begin
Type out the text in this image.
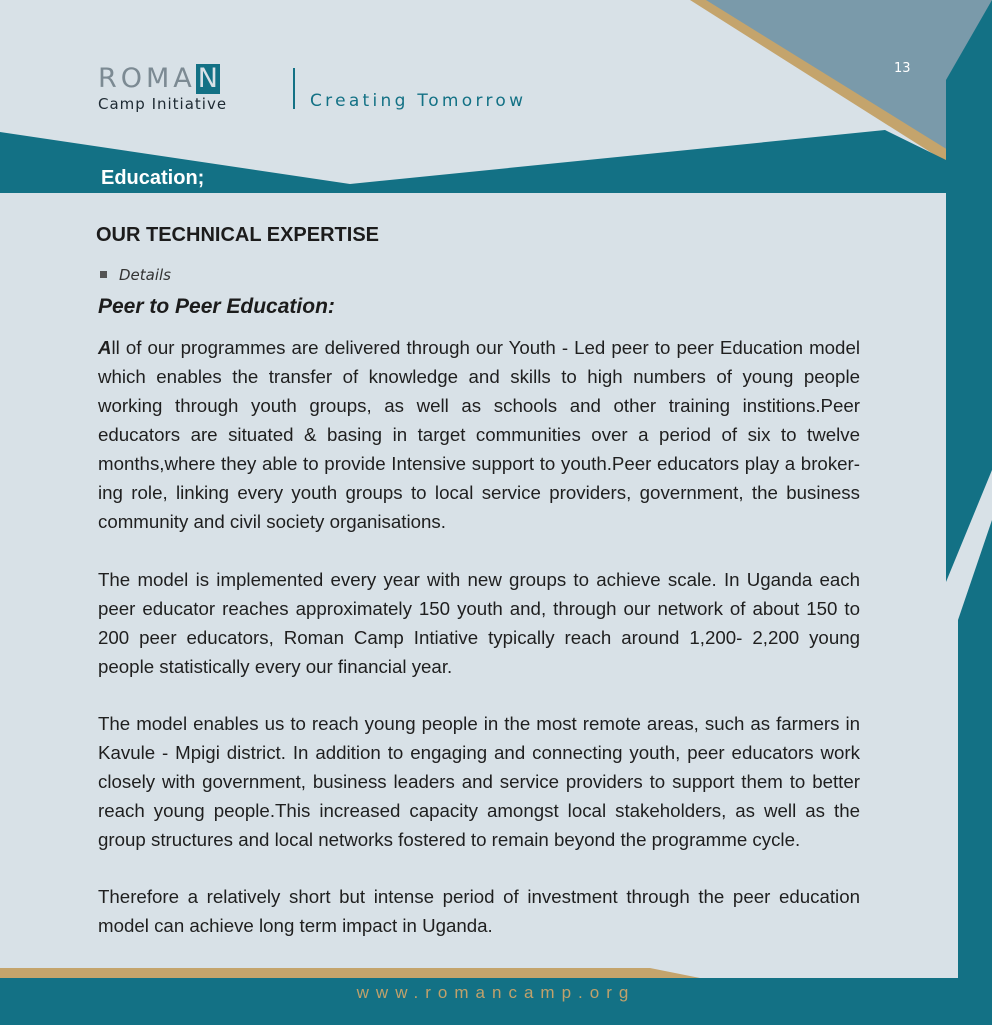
ROMAN
Camp Initiative	Creating Tomorrow
13
Education;
OUR TECHNICAL EXPERTISE
Details
Peer to Peer Education:

All of our programmes are delivered through our Youth - Led peer to peer Education model which enables the transfer of knowledge and skills to high numbers of young people working through youth groups, as well as schools and other training institions.Peer educators are situated & basing in target communities over a period of six to twelve months,where they able to provide Intensive support to youth.Peer educators play a broker-ing role, linking every youth groups to local service providers, government, the business community and civil society organisations.

The model is implemented every year with new groups to achieve scale. In Uganda each peer educator reaches approximately 150 youth and, through our network of about 150 to 200 peer educators, Roman Camp Intiative typically reach around 1,200- 2,200 young people statistically every our financial year.

The model enables us to reach young people in the most remote areas, such as farmers in Kavule - Mpigi district. In addition to engaging and connecting youth, peer educators work closely with government, business leaders and service providers to support them to better reach young people.This increased capacity amongst local stakeholders, as well as the group structures and local networks fostered to remain beyond the programme cycle.

Therefore a relatively short but intense period of investment through the peer education model can achieve long term impact in Uganda.

www.romancamp.org
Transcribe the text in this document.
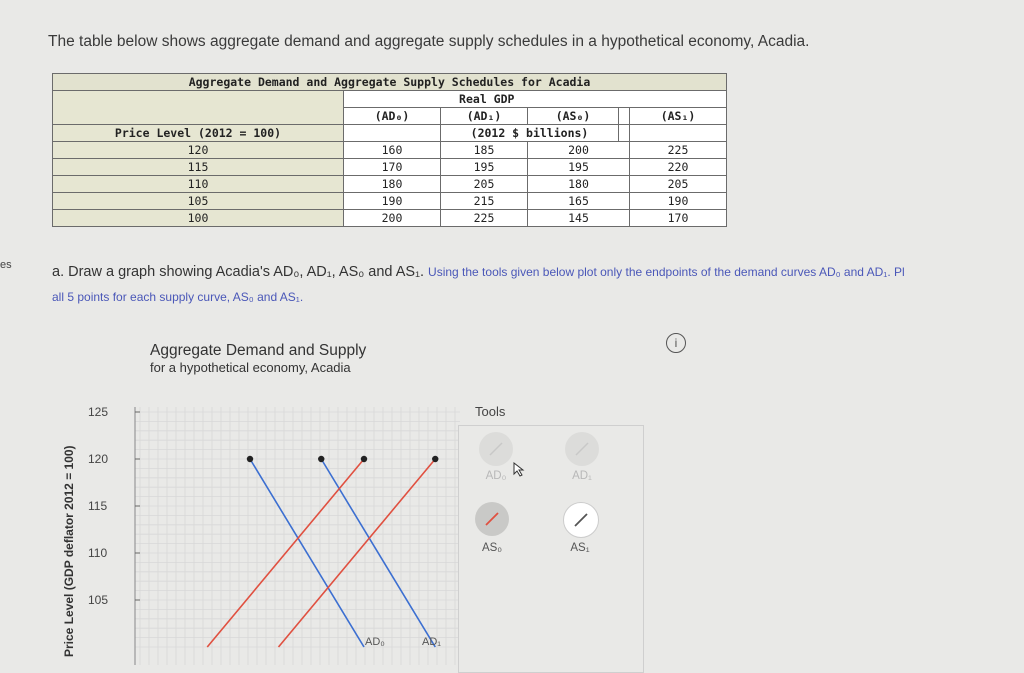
The table below shows aggregate demand and aggregate supply schedules in a hypothetical economy, Acadia.
es
Aggregate Demand and Aggregate Supply Schedules for Acadia					
	Real GDP				
	(AD₀)	(AD₁)	(AS₀)		(AS₁)
Price Level (2012 = 100)		(2012 $ billions)			
120	160	185	200		225
115	170	195	195		220
110	180	205	180		205
105	190	215	165		190
100	200	225	145		170
a. Draw a graph showing Acadia's AD₀, AD₁, AS₀ and AS₁. Using the tools given below plot only the endpoints of the demand curves AD₀ and AD₁. Pl
all 5 points for each supply curve, AS₀ and AS₁.
i
Aggregate Demand and Supply
for a hypothetical economy, Acadia
Price Level (GDP deflator 2012 = 100)
125
120
115
110
105
AD₀	AD₁
Tools
AD₀	AD₁
AS₀	AS₁
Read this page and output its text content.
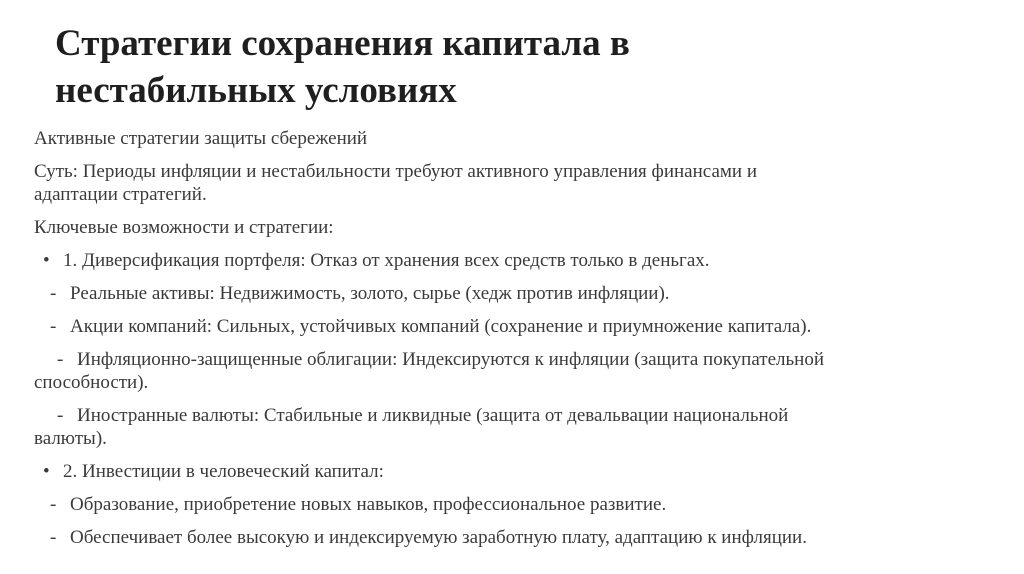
Стратегии сохранения капитала в
нестабильных условиях

Активные стратегии защиты сбережений

Суть: Периоды инфляции и нестабильности требуют активного управления финансами и
адаптации стратегий.

Ключевые возможности и стратегии:

• 1. Диверсификация портфеля: Отказ от хранения всех средств только в деньгах.

- Реальные активы: Недвижимость, золото, сырье (хедж против инфляции).

- Акции компаний: Сильных, устойчивых компаний (сохранение и приумножение капитала).

- Инфляционно-защищенные облигации: Индексируются к инфляции (защита покупательной
способности).

- Иностранные валюты: Стабильные и ликвидные (защита от девальвации национальной
валюты).

• 2. Инвестиции в человеческий капитал:

- Образование, приобретение новых навыков, профессиональное развитие.

- Обеспечивает более высокую и индексируемую заработную плату, адаптацию к инфляции.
end
Pick out each line above that includes "Price" and show it.

= Answer for this exercise =
Price Level (2012 = 100)		(2012 $ billions)			
Price Level (GDP deflator 2012 = 100)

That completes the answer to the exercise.